SHORT TASK:
Extract every line where the string "مركز" appears.

DATA ROWS:

::::

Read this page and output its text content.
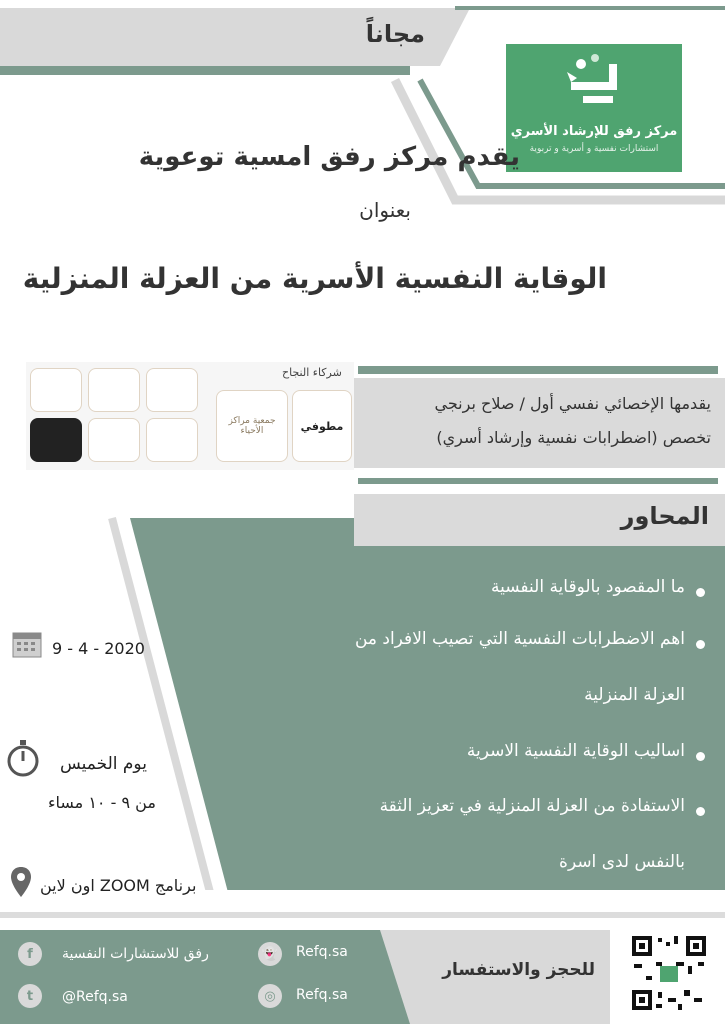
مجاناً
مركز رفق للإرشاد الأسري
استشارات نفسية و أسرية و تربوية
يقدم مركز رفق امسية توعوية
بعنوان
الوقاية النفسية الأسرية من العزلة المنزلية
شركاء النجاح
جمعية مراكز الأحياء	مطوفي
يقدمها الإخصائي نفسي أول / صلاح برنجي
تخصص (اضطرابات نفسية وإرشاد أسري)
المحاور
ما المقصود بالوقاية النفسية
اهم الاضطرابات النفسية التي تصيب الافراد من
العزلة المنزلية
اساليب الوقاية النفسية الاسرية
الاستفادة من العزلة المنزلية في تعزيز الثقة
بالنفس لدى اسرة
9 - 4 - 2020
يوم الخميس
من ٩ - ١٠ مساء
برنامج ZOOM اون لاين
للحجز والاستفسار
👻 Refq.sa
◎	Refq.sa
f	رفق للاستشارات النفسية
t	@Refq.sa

::::

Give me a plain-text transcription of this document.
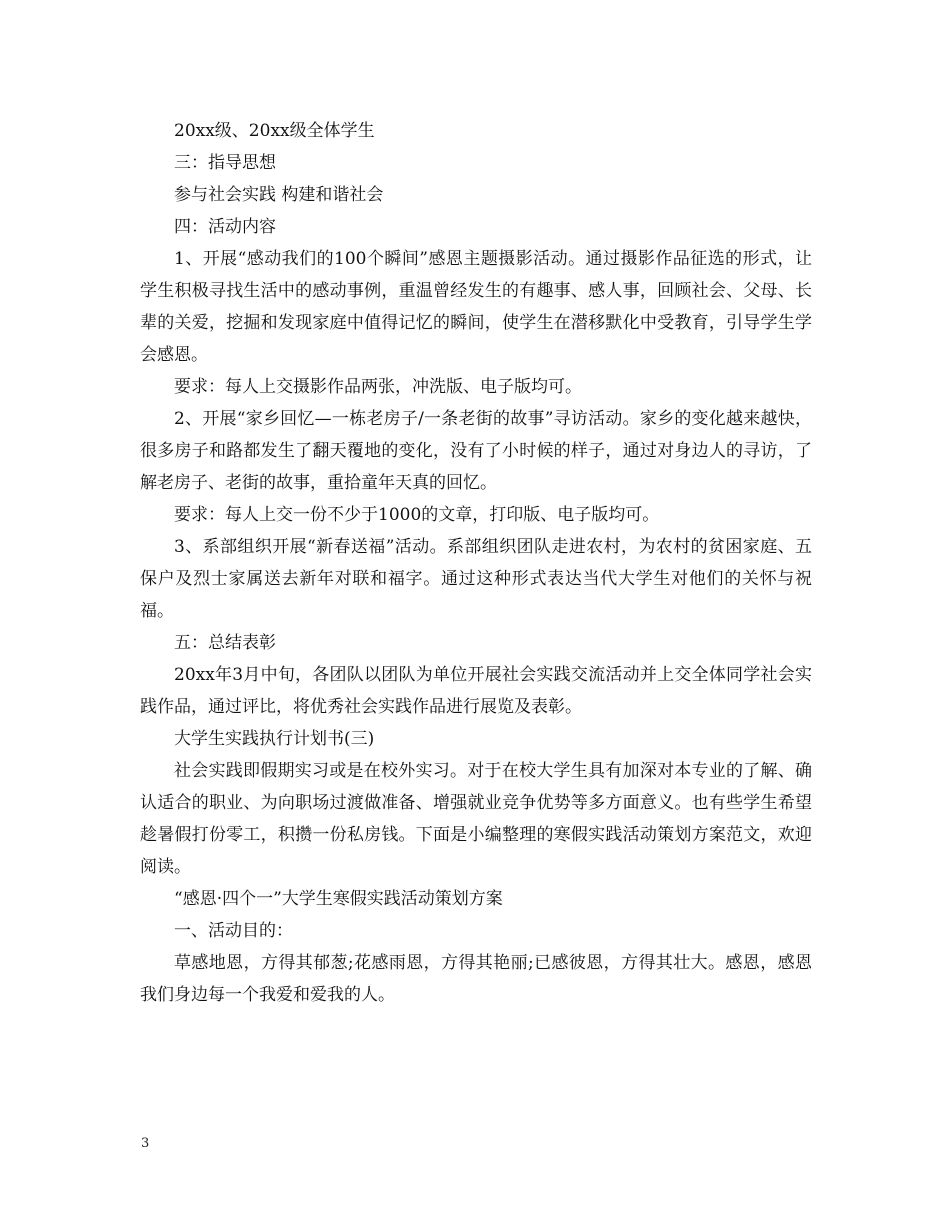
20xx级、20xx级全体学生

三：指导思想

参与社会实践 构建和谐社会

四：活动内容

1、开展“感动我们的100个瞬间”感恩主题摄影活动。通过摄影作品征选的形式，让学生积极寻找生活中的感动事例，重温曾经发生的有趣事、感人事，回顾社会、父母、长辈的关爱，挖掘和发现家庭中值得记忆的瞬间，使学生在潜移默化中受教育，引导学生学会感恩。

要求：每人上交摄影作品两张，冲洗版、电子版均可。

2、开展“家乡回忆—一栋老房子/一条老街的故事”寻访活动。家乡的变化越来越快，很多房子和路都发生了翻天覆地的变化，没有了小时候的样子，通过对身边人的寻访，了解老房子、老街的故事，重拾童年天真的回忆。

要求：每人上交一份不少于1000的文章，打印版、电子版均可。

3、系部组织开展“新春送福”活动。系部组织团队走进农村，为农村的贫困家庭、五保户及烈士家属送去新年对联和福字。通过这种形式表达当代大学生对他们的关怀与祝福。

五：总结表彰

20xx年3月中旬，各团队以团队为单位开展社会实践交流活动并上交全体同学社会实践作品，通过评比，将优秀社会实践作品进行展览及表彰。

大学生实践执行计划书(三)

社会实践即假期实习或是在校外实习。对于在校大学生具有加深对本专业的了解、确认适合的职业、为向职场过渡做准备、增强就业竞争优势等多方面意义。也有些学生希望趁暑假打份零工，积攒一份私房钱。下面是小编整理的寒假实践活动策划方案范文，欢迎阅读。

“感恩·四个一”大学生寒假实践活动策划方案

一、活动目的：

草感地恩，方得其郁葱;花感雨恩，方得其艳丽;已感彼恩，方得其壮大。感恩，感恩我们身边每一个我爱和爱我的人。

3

::::

WORKED ANSWER:
مركز رفق للإرشاد الأسري
يقدم مركز رفق امسية توعوية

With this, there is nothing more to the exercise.